_Data excerpts_:
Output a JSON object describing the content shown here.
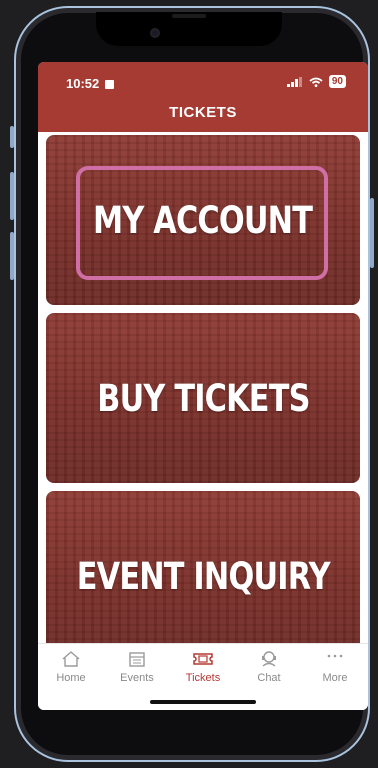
{
  "status_bar": {
    "time": "10:52",
    "battery": "90"
  },
  "header": {
    "title": "TICKETS"
  },
  "tiles": [
    {
      "label": "MY ACCOUNT"
    },
    {
      "label": "BUY TICKETS"
    },
    {
      "label": "EVENT INQUIRY"
    }
  ],
  "tabs": [
    {
      "label": "Home",
      "icon": "home-icon"
    },
    {
      "label": "Events",
      "icon": "calendar-icon"
    },
    {
      "label": "Tickets",
      "icon": "ticket-icon",
      "active": true
    },
    {
      "label": "Chat",
      "icon": "chat-icon"
    },
    {
      "label": "More",
      "icon": "more-icon"
    }
  ],
  "colors": {
    "brand": "#a53b32",
    "tile": "#7f322c",
    "highlight": "#cf6fa6",
    "tab_active": "#b33a34",
    "tab_inactive": "#8a8a8a"
  }
}
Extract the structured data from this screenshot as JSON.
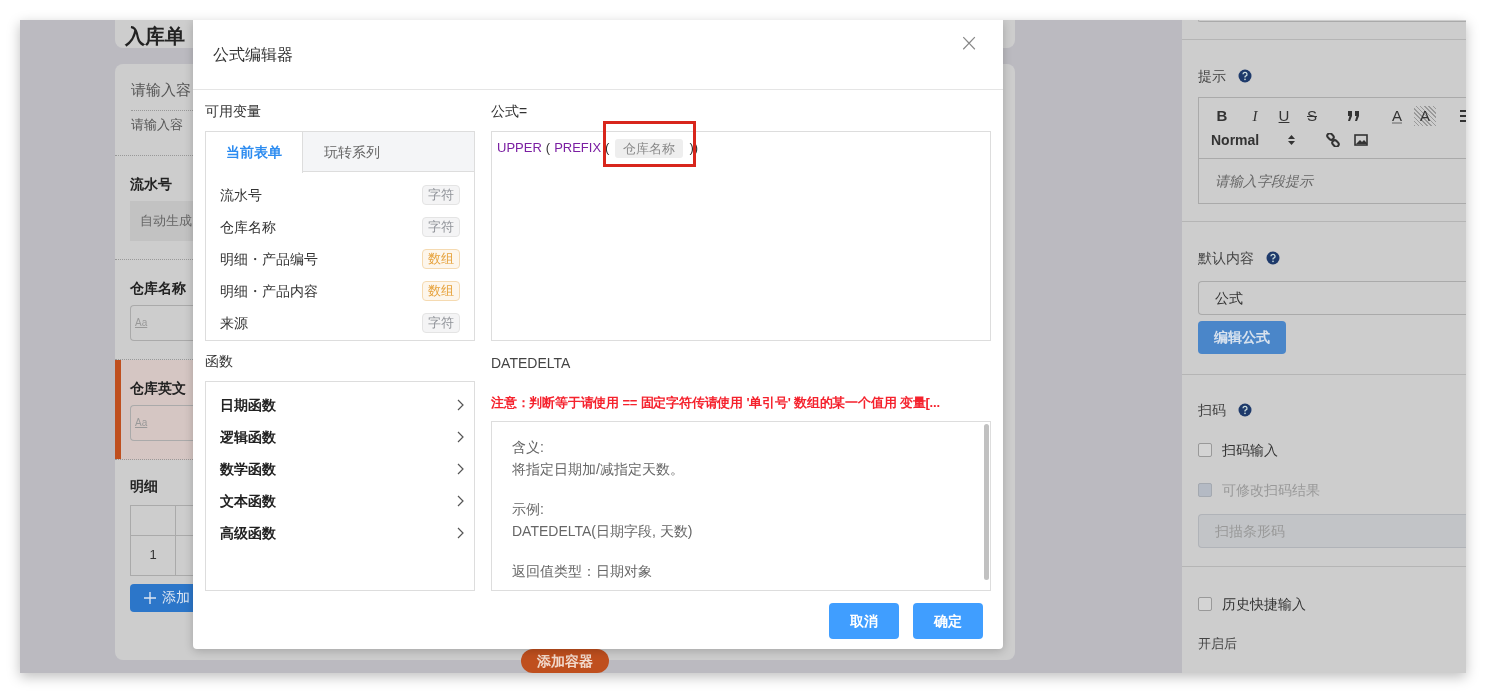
{
  "background_form": {
    "title": "入库单",
    "container_title": "请输入容",
    "container_hint": "请输入容",
    "fields": [
      {
        "label": "流水号",
        "kind": "auto",
        "value": "自动生成",
        "selected": false
      },
      {
        "label": "仓库名称",
        "kind": "text",
        "placeholder": "Aa",
        "selected": false
      },
      {
        "label": "仓库英文",
        "kind": "text",
        "placeholder": "Aa",
        "selected": true
      }
    ],
    "detail": {
      "label": "明细",
      "row_number": "1",
      "add_button": "添加"
    },
    "add_container_button": "添加容器"
  },
  "dialog": {
    "title": "公式编辑器",
    "close": "×",
    "variables": {
      "label": "可用变量",
      "tabs": [
        {
          "label": "当前表单",
          "selected": true
        },
        {
          "label": "玩转系列",
          "selected": false
        }
      ],
      "items": [
        {
          "name": "流水号",
          "type": "字符",
          "kind": "string"
        },
        {
          "name": "仓库名称",
          "type": "字符",
          "kind": "string"
        },
        {
          "name": "明细・产品编号",
          "type": "数组",
          "kind": "array"
        },
        {
          "name": "明细・产品内容",
          "type": "数组",
          "kind": "array"
        },
        {
          "name": "来源",
          "type": "字符",
          "kind": "string"
        }
      ]
    },
    "functions": {
      "label": "函数",
      "items": [
        {
          "name": "日期函数"
        },
        {
          "name": "逻辑函数"
        },
        {
          "name": "数学函数"
        },
        {
          "name": "文本函数"
        },
        {
          "name": "高级函数"
        }
      ]
    },
    "formula": {
      "label": "公式=",
      "tokens": [
        {
          "kind": "function",
          "text": "UPPER"
        },
        {
          "kind": "paren",
          "text": "("
        },
        {
          "kind": "function",
          "text": "PREFIX"
        },
        {
          "kind": "paren",
          "text": "("
        },
        {
          "kind": "field",
          "text": "仓库名称",
          "highlighted": true
        },
        {
          "kind": "paren",
          "text": "))"
        }
      ]
    },
    "function_name": "DATEDELTA",
    "notice": "注意：判断等于请使用 == 固定字符传请使用 '单引号' 数组的某一个值用 变量[...",
    "description": [
      [
        "含义:",
        "将指定日期加/减指定天数。"
      ],
      [
        "示例:",
        "DATEDELTA(日期字段, 天数)"
      ],
      [
        "返回值类型：日期对象"
      ]
    ],
    "buttons": [
      {
        "label": "取消"
      },
      {
        "label": "确定"
      }
    ]
  },
  "properties_panel": {
    "hint": {
      "label": "提示",
      "toolbar": [
        {
          "kind": "bold",
          "label": "B"
        },
        {
          "kind": "italic",
          "label": "I"
        },
        {
          "kind": "underline",
          "label": "U"
        },
        {
          "kind": "strike",
          "label": "S"
        },
        {
          "kind": "quote"
        },
        {
          "kind": "color",
          "label": "A"
        },
        {
          "kind": "background",
          "label": "A"
        },
        {
          "kind": "list"
        }
      ],
      "header_select": "Normal",
      "toolbar_2": [
        {
          "kind": "link"
        },
        {
          "kind": "image"
        }
      ],
      "placeholder": "请输入字段提示"
    },
    "default_value": {
      "label": "默认内容",
      "select": "公式",
      "button": "编辑公式"
    },
    "scan": {
      "label": "扫码",
      "options": [
        {
          "label": "扫码输入",
          "checked": false,
          "disabled": false
        },
        {
          "label": "可修改扫码结果",
          "checked": false,
          "disabled": true
        }
      ],
      "placeholder": "扫描条形码"
    },
    "history": {
      "label": "历史快捷输入",
      "checked": false,
      "note": "开启后"
    }
  }
}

_Task objective_: Retype each entry precisely. Skip images entirely.

_Written response_:
Output a JSON object describing the content shown here.
{
  "status_bar": {
    "time": "10:52",
    "battery": "90"
  },
  "header": {
    "title": "TICKETS"
  },
  "tiles": [
    {
      "label": "MY ACCOUNT"
    },
    {
      "label": "BUY TICKETS"
    },
    {
      "label": "EVENT INQUIRY"
    }
  ],
  "tabs": [
    {
      "label": "Home",
      "icon": "home-icon"
    },
    {
      "label": "Events",
      "icon": "calendar-icon"
    },
    {
      "label": "Tickets",
      "icon": "ticket-icon",
      "active": true
    },
    {
      "label": "Chat",
      "icon": "chat-icon"
    },
    {
      "label": "More",
      "icon": "more-icon"
    }
  ],
  "colors": {
    "brand": "#a53b32",
    "tile": "#7f322c",
    "highlight": "#cf6fa6",
    "tab_active": "#b33a34",
    "tab_inactive": "#8a8a8a"
  }
}
Extract the structured data from this screenshot as JSON.
{
  "background_form": {
    "title": "入库单",
    "container_title": "请输入容",
    "container_hint": "请输入容",
    "fields": [
      {
        "label": "流水号",
        "kind": "auto",
        "value": "自动生成",
        "selected": false
      },
      {
        "label": "仓库名称",
        "kind": "text",
        "placeholder": "Aa",
        "selected": false
      },
      {
        "label": "仓库英文",
        "kind": "text",
        "placeholder": "Aa",
        "selected": true
      }
    ],
    "detail": {
      "label": "明细",
      "row_number": "1",
      "add_button": "添加"
    },
    "add_container_button": "添加容器"
  },
  "dialog": {
    "title": "公式编辑器",
    "close": "×",
    "variables": {
      "label": "可用变量",
      "tabs": [
        {
          "label": "当前表单",
          "selected": true
        },
        {
          "label": "玩转系列",
          "selected": false
        }
      ],
      "items": [
        {
          "name": "流水号",
          "type": "字符",
          "kind": "string"
        },
        {
          "name": "仓库名称",
          "type": "字符",
          "kind": "string"
        },
        {
          "name": "明细・产品编号",
          "type": "数组",
          "kind": "array"
        },
        {
          "name": "明细・产品内容",
          "type": "数组",
          "kind": "array"
        },
        {
          "name": "来源",
          "type": "字符",
          "kind": "string"
        }
      ]
    },
    "functions": {
      "label": "函数",
      "items": [
        {
          "name": "日期函数"
        },
        {
          "name": "逻辑函数"
        },
        {
          "name": "数学函数"
        },
        {
          "name": "文本函数"
        },
        {
          "name": "高级函数"
        }
      ]
    },
    "formula": {
      "label": "公式=",
      "tokens": [
        {
          "kind": "function",
          "text": "UPPER"
        },
        {
          "kind": "paren",
          "text": "("
        },
        {
          "kind": "function",
          "text": "PREFIX"
        },
        {
          "kind": "paren",
          "text": "("
        },
        {
          "kind": "field",
          "text": "仓库名称",
          "highlighted": true
        },
        {
          "kind": "paren",
          "text": "))"
        }
      ]
    },
    "function_name": "DATEDELTA",
    "notice": "注意：判断等于请使用 == 固定字符传请使用 '单引号' 数组的某一个值用 变量[...",
    "description": [
      [
        "含义:",
        "将指定日期加/减指定天数。"
      ],
      [
        "示例:",
        "DATEDELTA(日期字段, 天数)"
      ],
      [
        "返回值类型：日期对象"
      ]
    ],
    "buttons": [
      {
        "label": "取消"
      },
      {
        "label": "确定"
      }
    ]
  },
  "properties_panel": {
    "hint": {
      "label": "提示",
      "toolbar": [
        {
          "kind": "bold",
          "label": "B"
        },
        {
          "kind": "italic",
          "label": "I"
        },
        {
          "kind": "underline",
          "label": "U"
        },
        {
          "kind": "strike",
          "label": "S"
        },
        {
          "kind": "quote"
        },
        {
          "kind": "color",
          "label": "A"
        },
        {
          "kind": "background",
          "label": "A"
        },
        {
          "kind": "list"
        }
      ],
      "header_select": "Normal",
      "toolbar_2": [
        {
          "kind": "link"
        },
        {
          "kind": "image"
        }
      ],
      "placeholder": "请输入字段提示"
    },
    "default_value": {
      "label": "默认内容",
      "select": "公式",
      "button": "编辑公式"
    },
    "scan": {
      "label": "扫码",
      "options": [
        {
          "label": "扫码输入",
          "checked": false,
          "disabled": false
        },
        {
          "label": "可修改扫码结果",
          "checked": false,
          "disabled": true
        }
      ],
      "placeholder": "扫描条形码"
    },
    "history": {
      "label": "历史快捷输入",
      "checked": false,
      "note": "开启后"
    }
  }
}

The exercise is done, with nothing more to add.